**DATASET RECORDS**
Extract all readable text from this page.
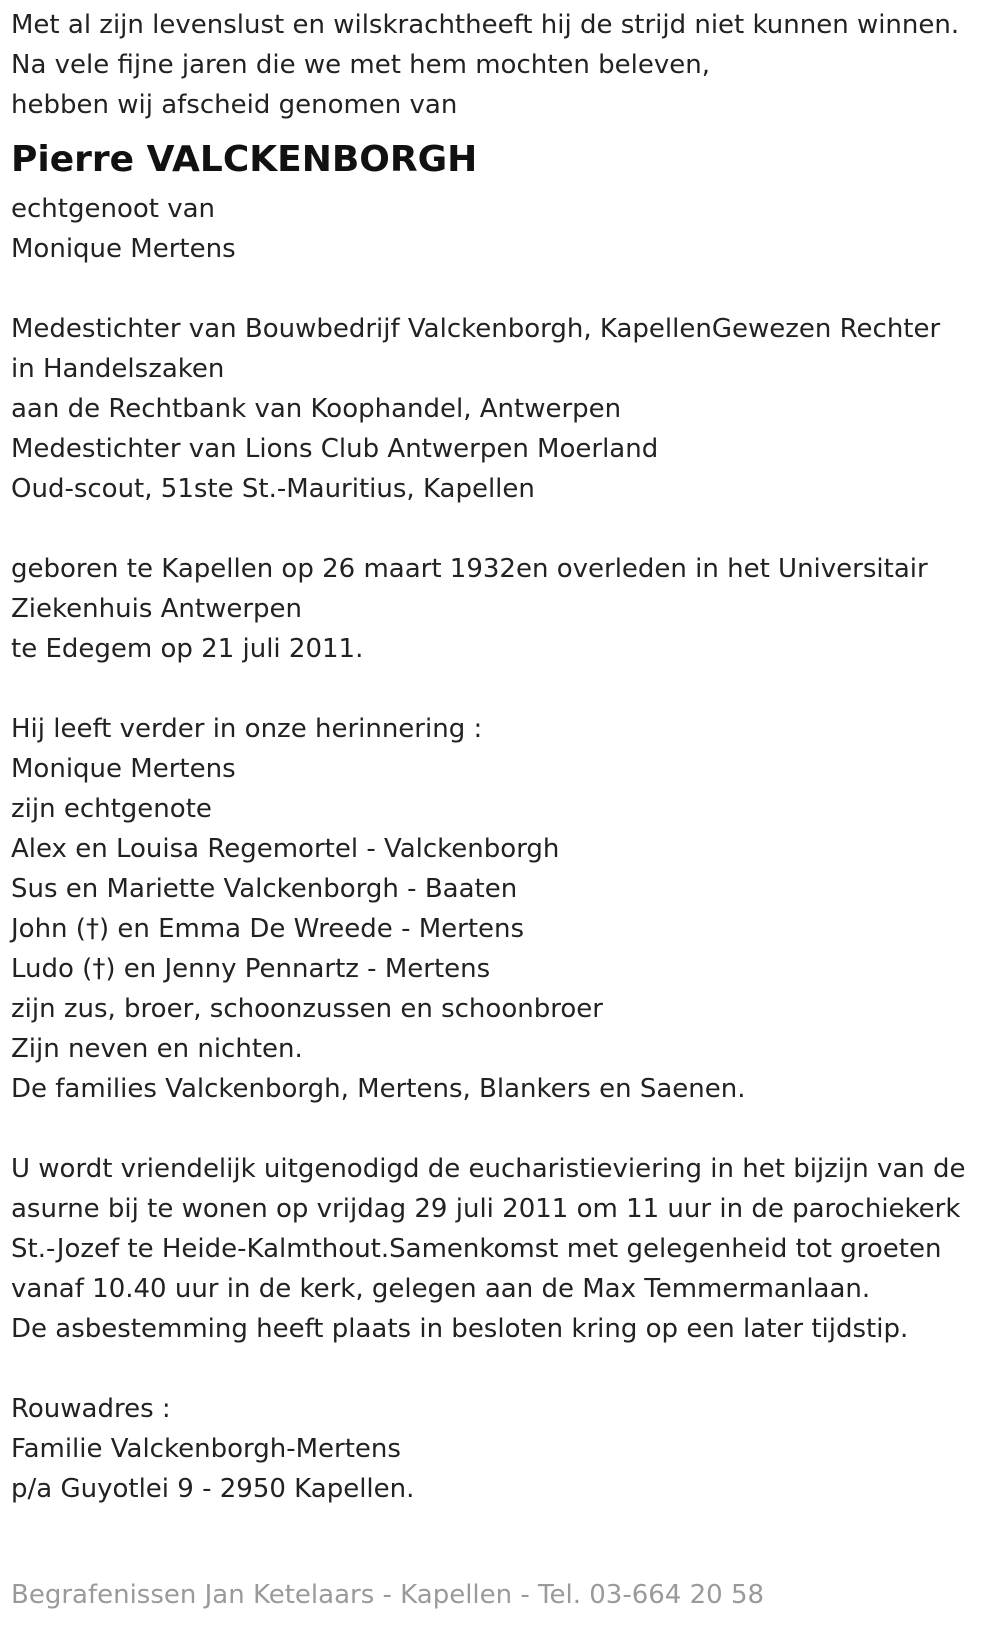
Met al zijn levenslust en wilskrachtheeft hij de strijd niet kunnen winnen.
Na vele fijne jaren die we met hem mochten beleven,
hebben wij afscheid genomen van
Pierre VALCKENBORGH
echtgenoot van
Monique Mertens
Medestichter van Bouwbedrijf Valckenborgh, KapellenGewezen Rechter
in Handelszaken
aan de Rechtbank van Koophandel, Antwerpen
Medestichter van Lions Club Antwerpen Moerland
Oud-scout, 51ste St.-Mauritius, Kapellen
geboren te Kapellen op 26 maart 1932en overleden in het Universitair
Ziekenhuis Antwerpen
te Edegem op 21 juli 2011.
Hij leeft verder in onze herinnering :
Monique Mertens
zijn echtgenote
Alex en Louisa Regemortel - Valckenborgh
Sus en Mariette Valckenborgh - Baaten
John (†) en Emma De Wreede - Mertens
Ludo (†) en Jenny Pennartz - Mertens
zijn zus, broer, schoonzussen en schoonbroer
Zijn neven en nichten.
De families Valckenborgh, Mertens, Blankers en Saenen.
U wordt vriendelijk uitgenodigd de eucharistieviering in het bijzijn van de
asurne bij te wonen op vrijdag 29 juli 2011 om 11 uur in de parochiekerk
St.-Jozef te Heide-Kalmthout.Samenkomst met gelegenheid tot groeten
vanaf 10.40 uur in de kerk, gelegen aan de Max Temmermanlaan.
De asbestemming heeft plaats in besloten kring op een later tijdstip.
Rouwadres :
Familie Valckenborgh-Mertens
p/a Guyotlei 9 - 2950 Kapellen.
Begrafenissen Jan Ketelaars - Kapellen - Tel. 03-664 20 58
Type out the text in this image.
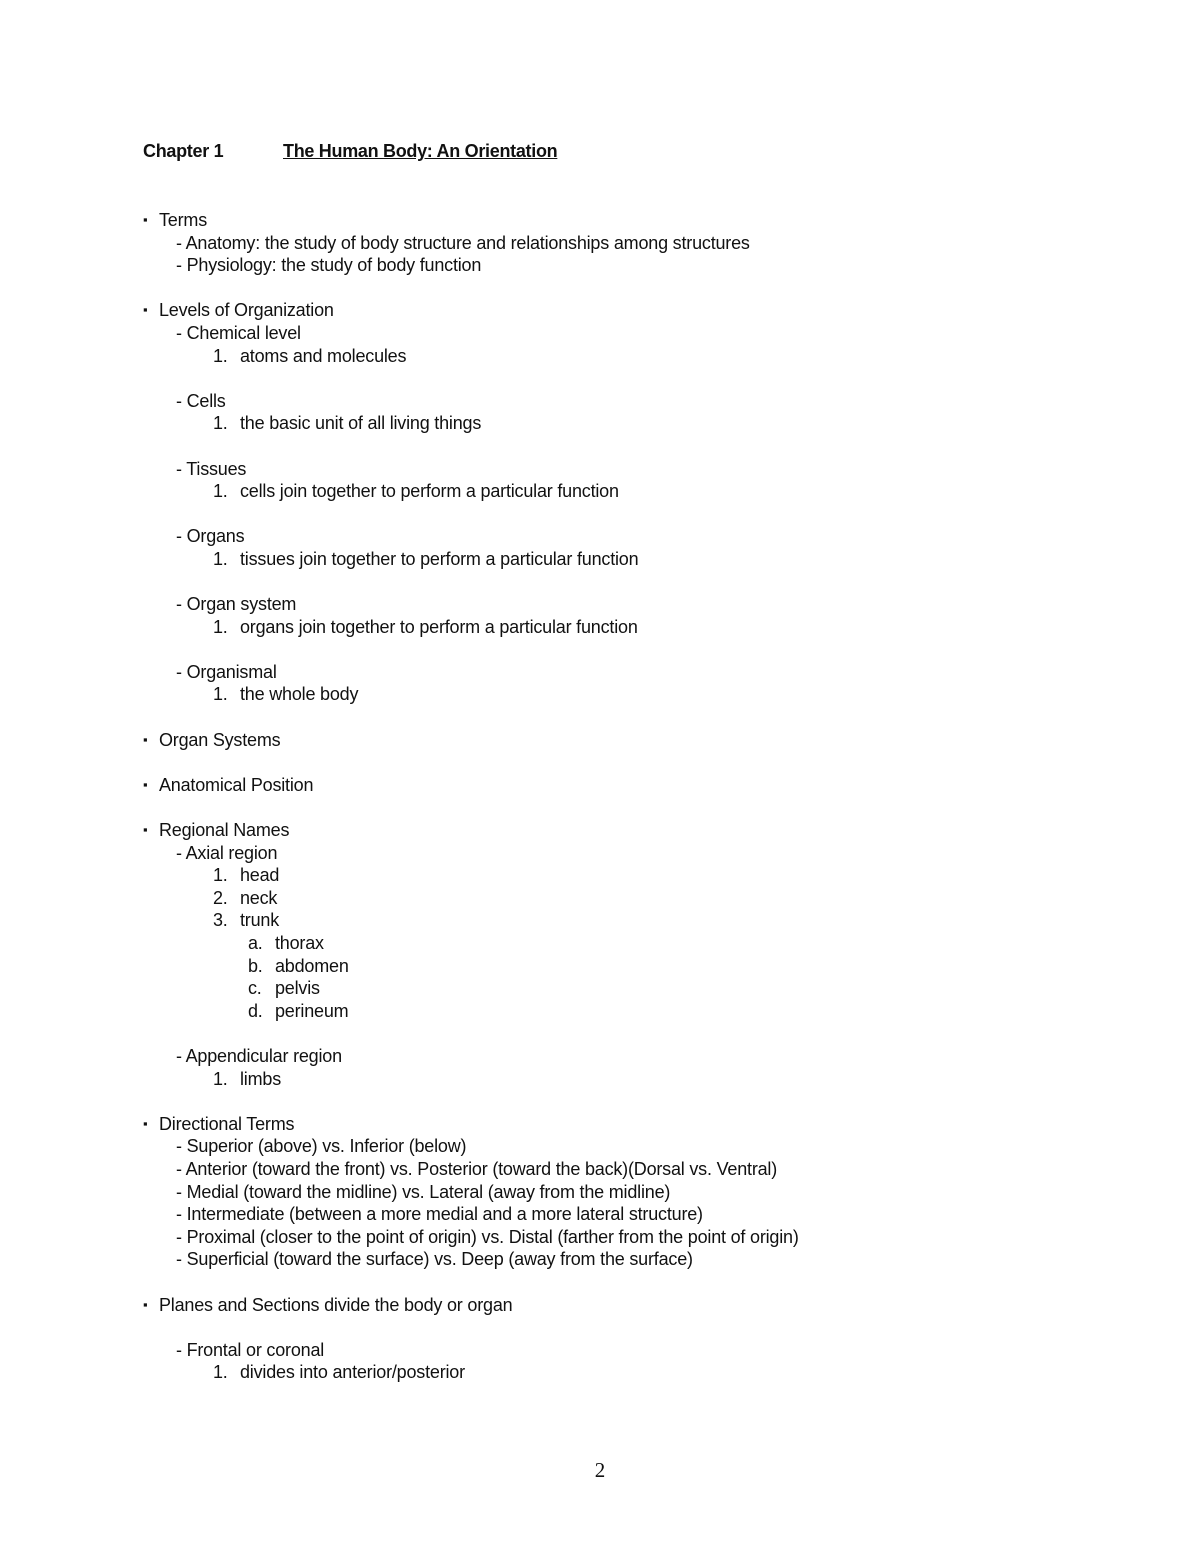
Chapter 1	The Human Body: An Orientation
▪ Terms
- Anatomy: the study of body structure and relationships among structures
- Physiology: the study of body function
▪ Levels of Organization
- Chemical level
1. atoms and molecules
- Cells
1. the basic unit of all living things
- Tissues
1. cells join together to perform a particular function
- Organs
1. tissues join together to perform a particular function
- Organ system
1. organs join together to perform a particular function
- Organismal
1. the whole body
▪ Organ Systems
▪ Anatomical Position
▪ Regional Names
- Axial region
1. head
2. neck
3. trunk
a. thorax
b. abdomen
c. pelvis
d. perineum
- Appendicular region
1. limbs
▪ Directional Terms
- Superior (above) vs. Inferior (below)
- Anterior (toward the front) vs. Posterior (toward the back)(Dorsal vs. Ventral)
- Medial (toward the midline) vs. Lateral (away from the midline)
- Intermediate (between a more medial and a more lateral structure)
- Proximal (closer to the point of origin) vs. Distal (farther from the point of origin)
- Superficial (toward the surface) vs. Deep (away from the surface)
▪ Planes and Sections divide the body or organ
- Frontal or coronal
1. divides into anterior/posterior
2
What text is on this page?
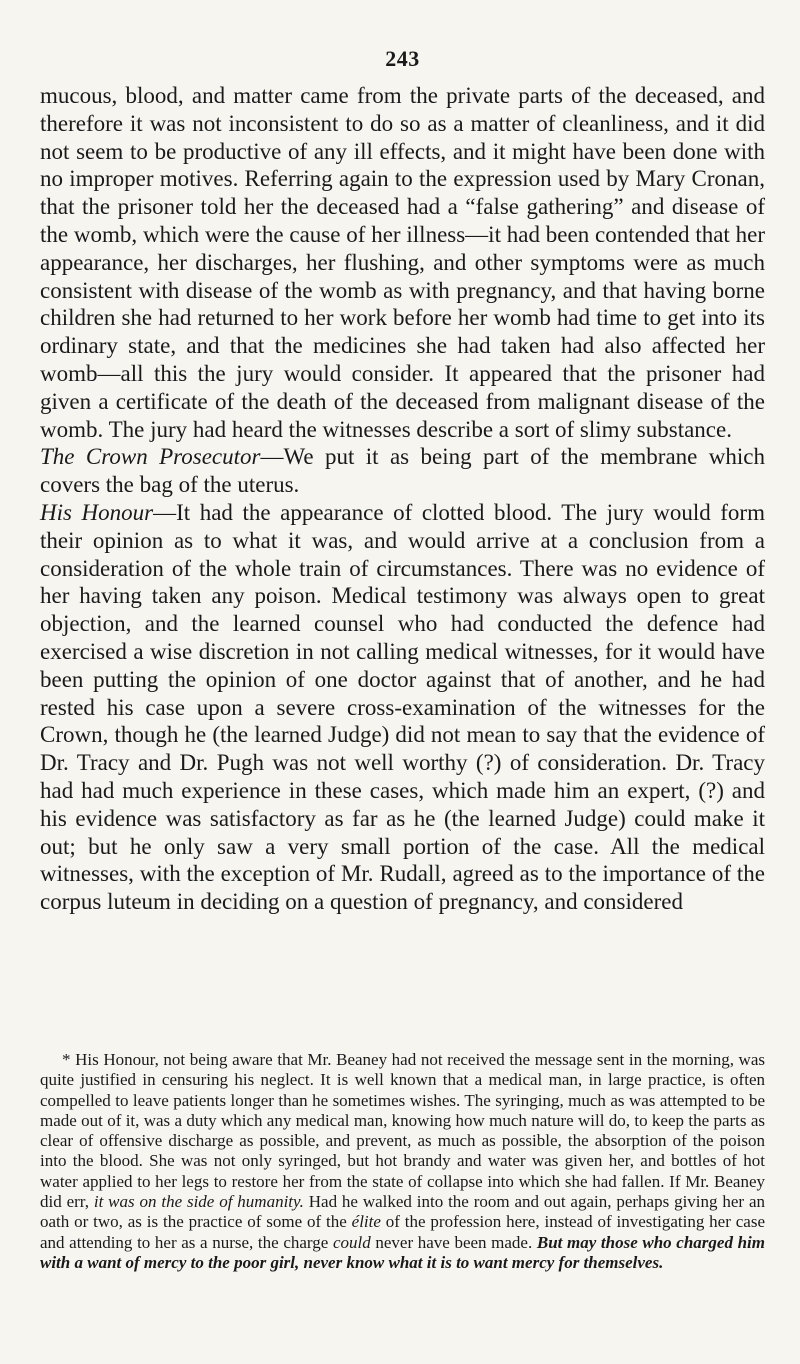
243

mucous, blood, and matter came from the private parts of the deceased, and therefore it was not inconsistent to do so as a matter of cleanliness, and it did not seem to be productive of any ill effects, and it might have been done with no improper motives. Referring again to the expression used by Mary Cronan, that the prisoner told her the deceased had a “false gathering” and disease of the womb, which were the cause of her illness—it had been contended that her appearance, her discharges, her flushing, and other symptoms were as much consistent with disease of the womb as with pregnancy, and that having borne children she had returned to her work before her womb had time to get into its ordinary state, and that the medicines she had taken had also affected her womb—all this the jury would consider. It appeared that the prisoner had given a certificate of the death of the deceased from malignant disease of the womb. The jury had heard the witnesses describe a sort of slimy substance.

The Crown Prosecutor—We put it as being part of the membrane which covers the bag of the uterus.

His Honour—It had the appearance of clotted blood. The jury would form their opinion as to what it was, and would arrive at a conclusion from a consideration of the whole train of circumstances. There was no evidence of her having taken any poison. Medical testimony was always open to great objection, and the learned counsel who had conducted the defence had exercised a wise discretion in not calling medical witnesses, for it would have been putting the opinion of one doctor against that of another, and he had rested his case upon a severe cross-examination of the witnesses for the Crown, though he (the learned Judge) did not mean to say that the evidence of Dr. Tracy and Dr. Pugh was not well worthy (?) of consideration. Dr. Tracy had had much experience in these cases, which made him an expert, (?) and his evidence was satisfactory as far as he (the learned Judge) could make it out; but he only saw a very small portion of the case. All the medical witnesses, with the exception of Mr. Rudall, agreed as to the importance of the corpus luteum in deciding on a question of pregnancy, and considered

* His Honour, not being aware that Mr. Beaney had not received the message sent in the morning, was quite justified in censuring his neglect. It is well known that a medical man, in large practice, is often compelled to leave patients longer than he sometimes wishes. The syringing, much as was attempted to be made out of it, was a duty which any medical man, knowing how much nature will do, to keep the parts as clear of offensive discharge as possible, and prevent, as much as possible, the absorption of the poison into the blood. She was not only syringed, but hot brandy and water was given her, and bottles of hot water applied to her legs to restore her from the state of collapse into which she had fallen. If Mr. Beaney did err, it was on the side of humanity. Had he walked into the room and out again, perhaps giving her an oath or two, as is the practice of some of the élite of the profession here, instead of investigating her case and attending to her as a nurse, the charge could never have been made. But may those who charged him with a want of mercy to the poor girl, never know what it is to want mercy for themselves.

**TASK REQUIREMENTS**
Using the records above, list each line that includes "juli".

**RESPONSE FOR THIS EXERCISE**
te Edegem op 21 juli 2011.
asurne bij te wonen op vrijdag 29 juli 2011 om 11 uur in de parochiekerk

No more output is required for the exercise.